> Given problem: Omit the images. Copy each entry word for word.

> Source data:

"""

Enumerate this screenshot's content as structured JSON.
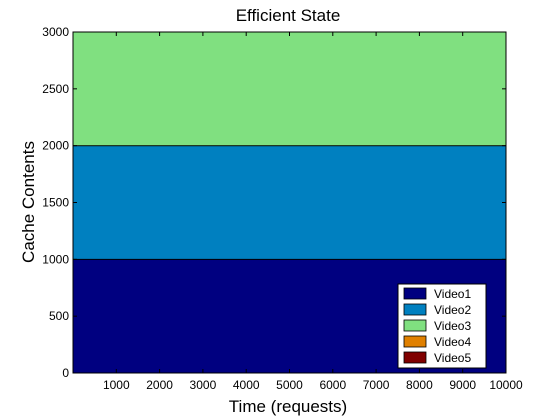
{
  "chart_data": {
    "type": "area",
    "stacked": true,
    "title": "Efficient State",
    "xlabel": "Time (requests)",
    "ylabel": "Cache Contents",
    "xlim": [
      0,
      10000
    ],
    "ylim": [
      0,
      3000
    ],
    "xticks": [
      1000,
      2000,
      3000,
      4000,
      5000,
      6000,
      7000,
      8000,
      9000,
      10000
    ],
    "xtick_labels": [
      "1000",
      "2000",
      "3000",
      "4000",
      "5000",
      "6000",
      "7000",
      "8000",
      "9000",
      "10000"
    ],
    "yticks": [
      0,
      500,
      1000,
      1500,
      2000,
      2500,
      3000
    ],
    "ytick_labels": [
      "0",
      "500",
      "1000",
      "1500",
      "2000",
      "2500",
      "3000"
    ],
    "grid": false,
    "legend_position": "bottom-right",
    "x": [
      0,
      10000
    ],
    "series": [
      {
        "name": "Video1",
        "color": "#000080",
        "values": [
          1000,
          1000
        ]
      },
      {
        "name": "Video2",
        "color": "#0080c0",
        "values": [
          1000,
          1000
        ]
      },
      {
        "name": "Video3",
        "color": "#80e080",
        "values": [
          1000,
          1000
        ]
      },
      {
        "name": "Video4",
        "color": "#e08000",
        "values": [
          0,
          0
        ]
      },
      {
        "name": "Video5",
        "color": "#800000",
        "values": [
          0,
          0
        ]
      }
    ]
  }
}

"""

> Finished exercise:
Enumerate this screenshot's content as structured JSON.
{
  "chart_data": {
    "type": "area",
    "stacked": true,
    "title": "Efficient State",
    "xlabel": "Time (requests)",
    "ylabel": "Cache Contents",
    "xlim": [
      0,
      10000
    ],
    "ylim": [
      0,
      3000
    ],
    "xticks": [
      1000,
      2000,
      3000,
      4000,
      5000,
      6000,
      7000,
      8000,
      9000,
      10000
    ],
    "xtick_labels": [
      "1000",
      "2000",
      "3000",
      "4000",
      "5000",
      "6000",
      "7000",
      "8000",
      "9000",
      "10000"
    ],
    "yticks": [
      0,
      500,
      1000,
      1500,
      2000,
      2500,
      3000
    ],
    "ytick_labels": [
      "0",
      "500",
      "1000",
      "1500",
      "2000",
      "2500",
      "3000"
    ],
    "grid": false,
    "legend_position": "bottom-right",
    "x": [
      0,
      10000
    ],
    "series": [
      {
        "name": "Video1",
        "color": "#000080",
        "values": [
          1000,
          1000
        ]
      },
      {
        "name": "Video2",
        "color": "#0080c0",
        "values": [
          1000,
          1000
        ]
      },
      {
        "name": "Video3",
        "color": "#80e080",
        "values": [
          1000,
          1000
        ]
      },
      {
        "name": "Video4",
        "color": "#e08000",
        "values": [
          0,
          0
        ]
      },
      {
        "name": "Video5",
        "color": "#800000",
        "values": [
          0,
          0
        ]
      }
    ]
  }
}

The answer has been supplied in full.